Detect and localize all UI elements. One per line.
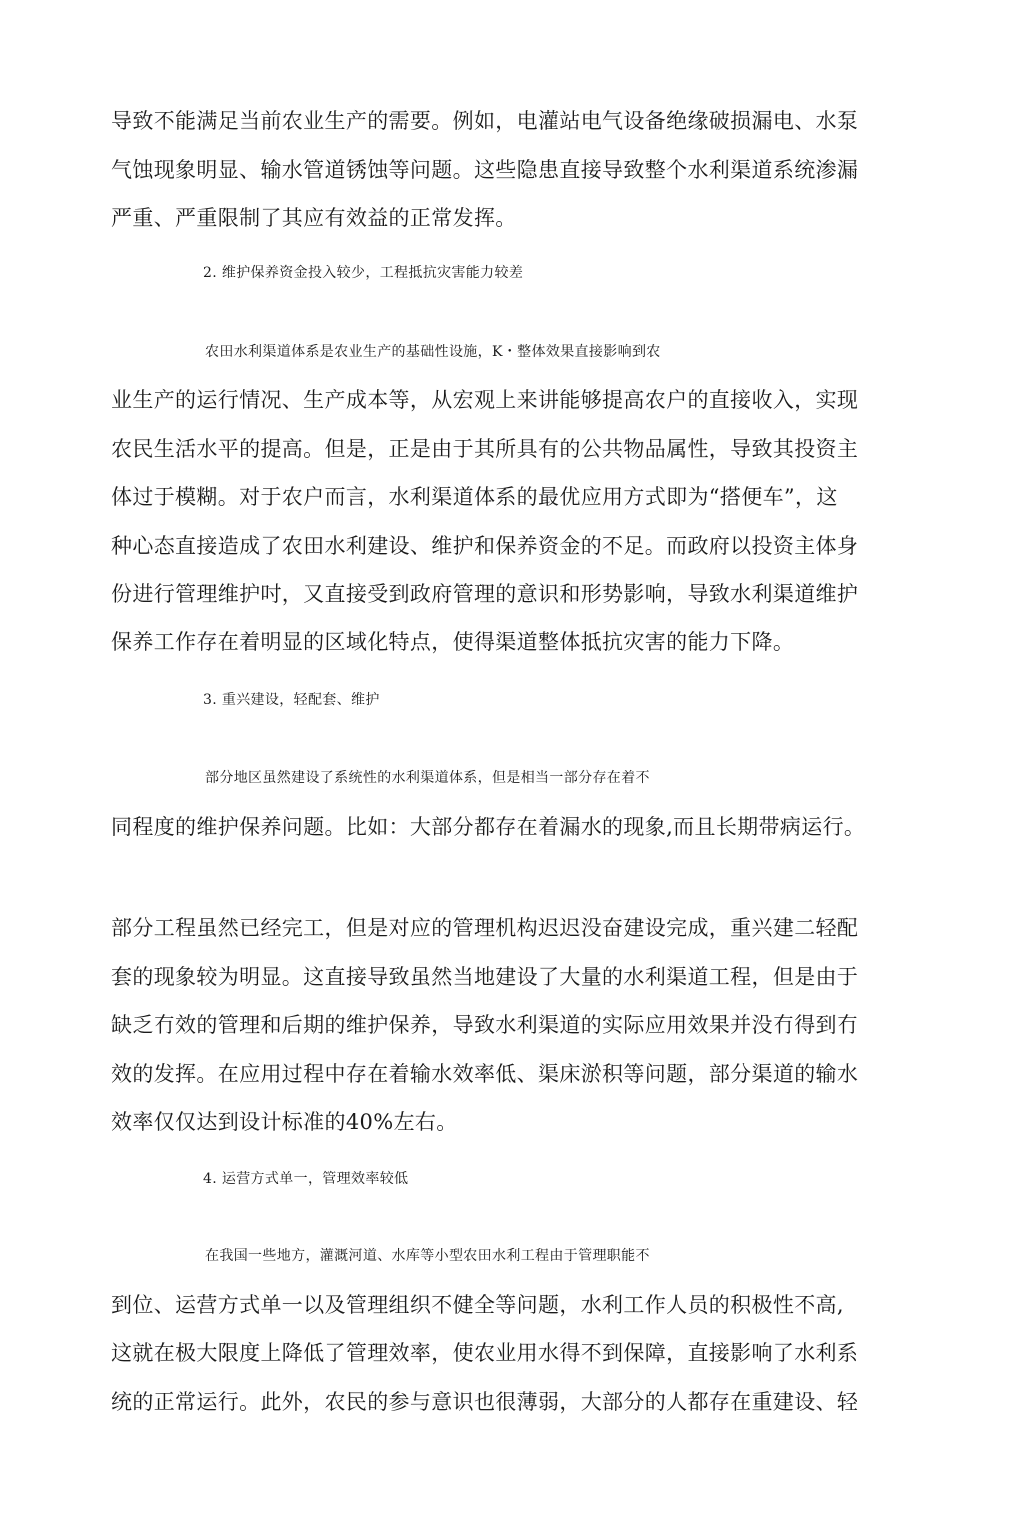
text-line: 导致不能满足当前农业生产的需要。例如，电灌站电气设备绝缘破损漏电、水泵 bbox=[111, 109, 859, 133]
text-line: 在我国一些地方，灌溉河道、水库等小型农田水利工程由于管理职能不 bbox=[205, 1248, 650, 1264]
text-line: 份进行管理维护吋，又直接受到政府管理的意识和形势影响，导致水利渠道维护 bbox=[111, 582, 859, 606]
text-line: 严重、严重限制了其应有效益的正常发挥。 bbox=[111, 206, 517, 230]
text-line: 气蚀现象明显、输水管道锈蚀等问题。这些隐患直接导致整个水利渠道系统渗漏 bbox=[111, 158, 859, 182]
text-line: 这就在极大限度上降低了管理效率，使农业用水得不到保障，直接影响了水利系 bbox=[111, 1341, 859, 1365]
text-line: 部分地区虽然建设了系统性的水利渠道体系，但是相当一部分存在着不 bbox=[205, 770, 650, 786]
text-line: 缺乏冇效的管理和后期的维护保养，导致水利渠道的实际应用效果并没冇得到冇 bbox=[111, 1013, 859, 1037]
text-line: 统的正常运行。此外，农民的参与意识也很薄弱，大部分的人都存在重建设、轻 bbox=[111, 1390, 859, 1414]
section-heading-2: 2. 维护保养资金投入较少，工程抵抗灾害能力较差 bbox=[203, 265, 524, 281]
text-line: 到位、运营方式单一以及管理组织不健全等问题，水利工作人员的积极性不高, bbox=[111, 1293, 844, 1317]
section-heading-4: 4. 运营方式单一，管理效率较低 bbox=[203, 1171, 409, 1187]
text-line: 效的发挥。在应用过程中存在着输水效率低、渠床淤积等问题，部分渠道的输水 bbox=[111, 1062, 859, 1086]
text-line: 同程度的维护保养问题。比如：大部分都存在着漏水的现象,而且长期带病运行。 bbox=[111, 815, 866, 839]
text-line: 农田水利渠道体系是农业生产的基础性设施，K・整体效果直接影响到农 bbox=[205, 344, 661, 360]
text-line: 业生产的运行情况、生产成本等，从宏观上来讲能够提高农户的直接收入，实现 bbox=[111, 388, 859, 412]
text-line: 种心态直接造成了农田水利建设、维护和保养资金的不足。而政府以投资主体身 bbox=[111, 534, 859, 558]
text-line: 效率仅仅达到设计标准的40%左右。 bbox=[111, 1110, 458, 1134]
text-line: 部分工程虽然已经完工，但是对应的管理机构迟迟没奋建设完成，重兴建二轻配 bbox=[111, 916, 859, 940]
text-line: 保养工作存在着明显的区域化特点，使得渠道整体抵抗灾害的能力下降。 bbox=[111, 630, 795, 654]
text-line: 农民生活水平的提高。但是，正是由于其所具有的公共物品属性，导致其投资主 bbox=[111, 437, 859, 461]
section-heading-3: 3. 重兴建设，轻配套、维护 bbox=[203, 692, 380, 708]
text-line: 套的现象较为明显。这直接导致虽然当地建设了大量的水利渠道工程，但是由于 bbox=[111, 965, 859, 989]
text-line: 体过于模糊。对于农户而言，水利渠道体系的最优应用方式即为“搭便车”，这 bbox=[111, 485, 838, 509]
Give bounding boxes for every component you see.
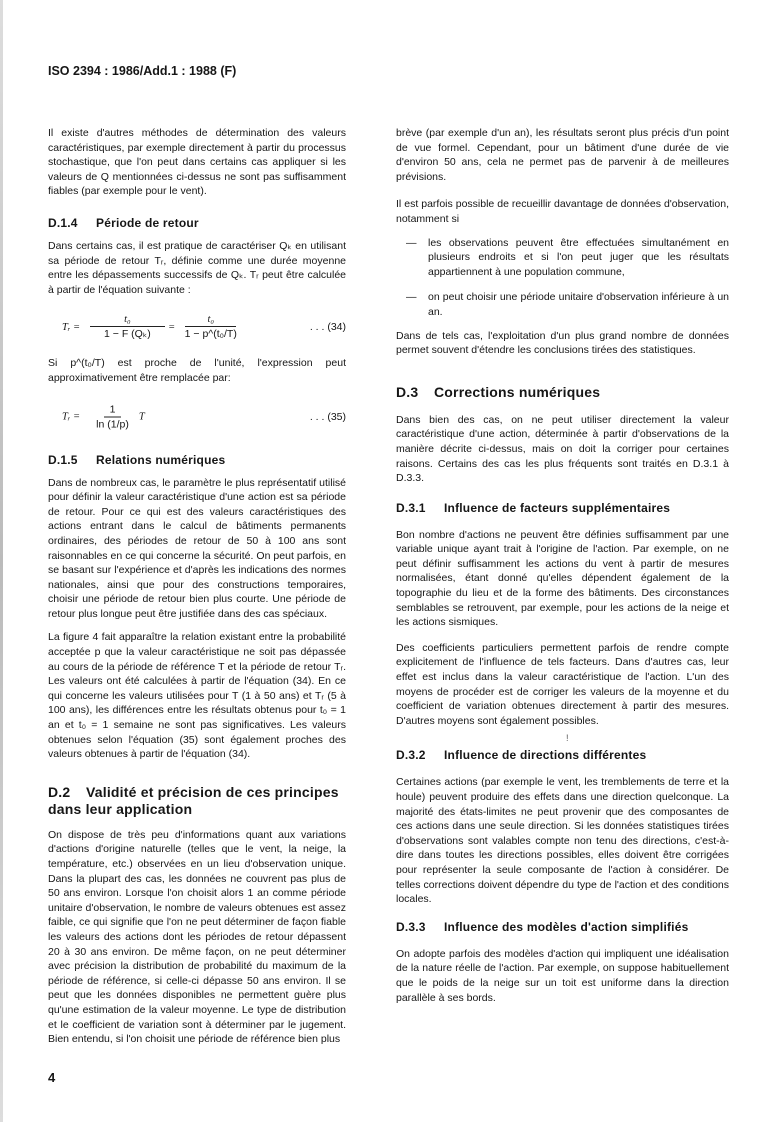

Required task:
Extract every line from the records above that contains the string "heading".

Solution to this problem:
section-heading-2: 2. 维护保养资金投入较少，工程抵抗灾害能力较差 bbox=[203, 265, 524, 281]
section-heading-4: 4. 运营方式单一，管理效率较低 bbox=[203, 1171, 409, 1187]
section-heading-3: 3. 重兴建设，轻配套、维护 bbox=[203, 692, 380, 708]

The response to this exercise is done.